::: Excerpted records
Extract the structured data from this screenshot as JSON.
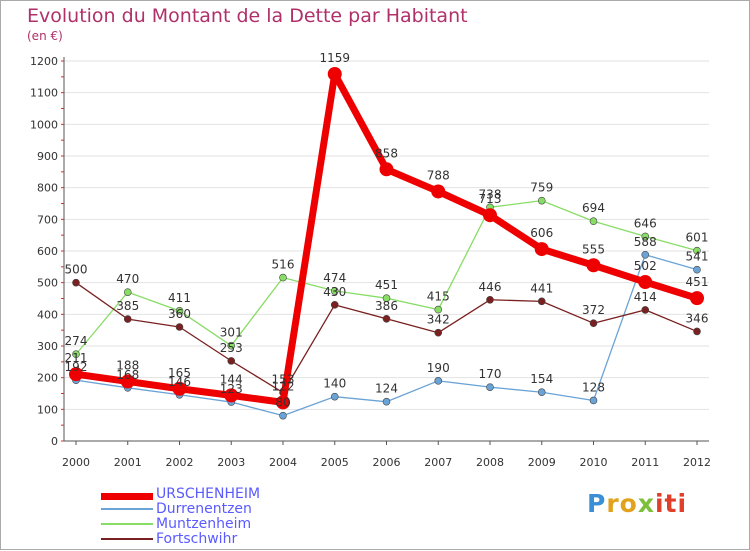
{
  "chart_data": {
    "type": "line",
    "title": "Evolution du Montant de la Dette par Habitant",
    "subtitle": "(en €)",
    "x": [
      "2000",
      "2001",
      "2002",
      "2003",
      "2004",
      "2005",
      "2006",
      "2007",
      "2008",
      "2009",
      "2010",
      "2011",
      "2012"
    ],
    "ylim": [
      0,
      1200
    ],
    "yticks": [
      0,
      100,
      200,
      300,
      400,
      500,
      600,
      700,
      800,
      900,
      1000,
      1100,
      1200
    ],
    "grid": true,
    "legend_position": "bottom-left",
    "series": [
      {
        "name": "URSCHENHEIM",
        "color": "#ee0000",
        "width": 7,
        "marker": 7,
        "values": [
          211,
          188,
          165,
          144,
          122,
          1159,
          858,
          788,
          713,
          606,
          555,
          502,
          451
        ]
      },
      {
        "name": "Durrenentzen",
        "color": "#6aa3d6",
        "width": 1.3,
        "marker": 3.5,
        "values": [
          192,
          168,
          146,
          123,
          80,
          140,
          124,
          190,
          170,
          154,
          128,
          588,
          541
        ]
      },
      {
        "name": "Muntzenheim",
        "color": "#88dd66",
        "width": 1.3,
        "marker": 3.5,
        "values": [
          274,
          470,
          411,
          301,
          516,
          474,
          451,
          415,
          738,
          759,
          694,
          646,
          601
        ]
      },
      {
        "name": "Fortschwihr",
        "color": "#7a2020",
        "width": 1.3,
        "marker": 3.5,
        "values": [
          500,
          385,
          360,
          253,
          153,
          430,
          386,
          342,
          446,
          441,
          372,
          414,
          346
        ]
      }
    ]
  },
  "logo": {
    "text": "Proxiti",
    "parts": [
      "P",
      "ro",
      "x",
      "iti"
    ]
  }
}
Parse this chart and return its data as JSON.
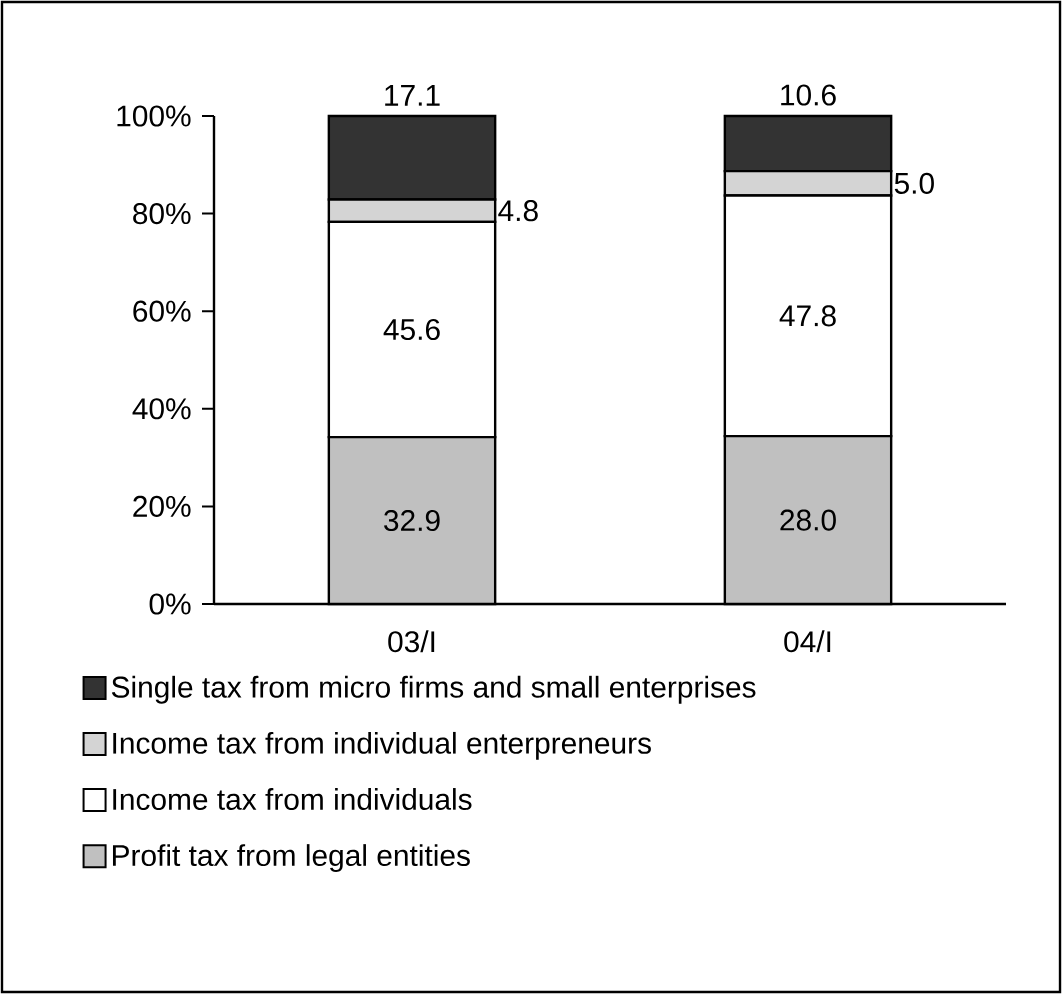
{
  "chart_data": {
    "type": "bar",
    "stacked": true,
    "categories": [
      "03/I",
      "04/I"
    ],
    "series": [
      {
        "name": "Profit tax from legal entities",
        "color": "#c0c0c0",
        "values": [
          34.2,
          34.4
        ]
      },
      {
        "name": "Income tax from individuals",
        "color": "#ffffff",
        "values": [
          44.1,
          49.3
        ]
      },
      {
        "name": "Income tax from individual enterpreneurs",
        "color": "#d4d4d4",
        "values": [
          4.6,
          5.0
        ]
      },
      {
        "name": "Single tax from micro firms and small enterprises",
        "color": "#333333",
        "values": [
          17.1,
          11.3
        ]
      }
    ],
    "annotations": [
      {
        "text": "17.1",
        "x": "03/I",
        "y": 100
      },
      {
        "text": "4.8",
        "x": "03/I",
        "y": 82.9
      },
      "45.6",
      {
        "text": "32.9",
        "x": "03/I",
        "y": 34.2
      },
      {
        "text": "10.6",
        "x": "04/I",
        "y": 100
      },
      {
        "text": "5.0",
        "x": "04/I",
        "y": 88.7
      },
      "47.8",
      {
        "text": "28.0",
        "x": "04/I",
        "y": 34.4
      }
    ],
    "ylim": [
      0,
      100
    ],
    "yticks": [
      {
        "value": 0,
        "label": "0%"
      },
      {
        "value": 20,
        "label": "20%"
      },
      {
        "value": 40,
        "label": "40%"
      },
      {
        "value": 60,
        "label": "60%"
      },
      {
        "value": 80,
        "label": "80%"
      },
      {
        "value": 100,
        "label": "100%"
      }
    ],
    "grid": false,
    "legend": "bottom"
  }
}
::::::
## Stated exercise
Repeat the records in full, exactly as they appear, without the pictures.

## Written response
Extract the structured data from this screenshot as JSON.
{
  "chart_data": {
    "type": "line",
    "title": "Evolution du Montant de la Dette par Habitant",
    "subtitle": "(en €)",
    "x": [
      "2000",
      "2001",
      "2002",
      "2003",
      "2004",
      "2005",
      "2006",
      "2007",
      "2008",
      "2009",
      "2010",
      "2011",
      "2012"
    ],
    "ylim": [
      0,
      1200
    ],
    "yticks": [
      0,
      100,
      200,
      300,
      400,
      500,
      600,
      700,
      800,
      900,
      1000,
      1100,
      1200
    ],
    "grid": true,
    "legend_position": "bottom-left",
    "series": [
      {
        "name": "URSCHENHEIM",
        "color": "#ee0000",
        "width": 7,
        "marker": 7,
        "values": [
          211,
          188,
          165,
          144,
          122,
          1159,
          858,
          788,
          713,
          606,
          555,
          502,
          451
        ]
      },
      {
        "name": "Durrenentzen",
        "color": "#6aa3d6",
        "width": 1.3,
        "marker": 3.5,
        "values": [
          192,
          168,
          146,
          123,
          80,
          140,
          124,
          190,
          170,
          154,
          128,
          588,
          541
        ]
      },
      {
        "name": "Muntzenheim",
        "color": "#88dd66",
        "width": 1.3,
        "marker": 3.5,
        "values": [
          274,
          470,
          411,
          301,
          516,
          474,
          451,
          415,
          738,
          759,
          694,
          646,
          601
        ]
      },
      {
        "name": "Fortschwihr",
        "color": "#7a2020",
        "width": 1.3,
        "marker": 3.5,
        "values": [
          500,
          385,
          360,
          253,
          153,
          430,
          386,
          342,
          446,
          441,
          372,
          414,
          346
        ]
      }
    ]
  },
  "logo": {
    "text": "Proxiti",
    "parts": [
      "P",
      "ro",
      "x",
      "iti"
    ]
  }
}
Parse this chart and return its data as JSON.
{
  "chart_data": {
    "type": "bar",
    "stacked": true,
    "categories": [
      "03/I",
      "04/I"
    ],
    "series": [
      {
        "name": "Profit tax from legal entities",
        "color": "#c0c0c0",
        "values": [
          34.2,
          34.4
        ]
      },
      {
        "name": "Income tax from individuals",
        "color": "#ffffff",
        "values": [
          44.1,
          49.3
        ]
      },
      {
        "name": "Income tax from individual enterpreneurs",
        "color": "#d4d4d4",
        "values": [
          4.6,
          5.0
        ]
      },
      {
        "name": "Single tax from micro firms and small enterprises",
        "color": "#333333",
        "values": [
          17.1,
          11.3
        ]
      }
    ],
    "annotations": [
      {
        "text": "17.1",
        "x": "03/I",
        "y": 100
      },
      {
        "text": "4.8",
        "x": "03/I",
        "y": 82.9
      },
      "45.6",
      {
        "text": "32.9",
        "x": "03/I",
        "y": 34.2
      },
      {
        "text": "10.6",
        "x": "04/I",
        "y": 100
      },
      {
        "text": "5.0",
        "x": "04/I",
        "y": 88.7
      },
      "47.8",
      {
        "text": "28.0",
        "x": "04/I",
        "y": 34.4
      }
    ],
    "ylim": [
      0,
      100
    ],
    "yticks": [
      {
        "value": 0,
        "label": "0%"
      },
      {
        "value": 20,
        "label": "20%"
      },
      {
        "value": 40,
        "label": "40%"
      },
      {
        "value": 60,
        "label": "60%"
      },
      {
        "value": 80,
        "label": "80%"
      },
      {
        "value": 100,
        "label": "100%"
      }
    ],
    "grid": false,
    "legend": "bottom"
  }
}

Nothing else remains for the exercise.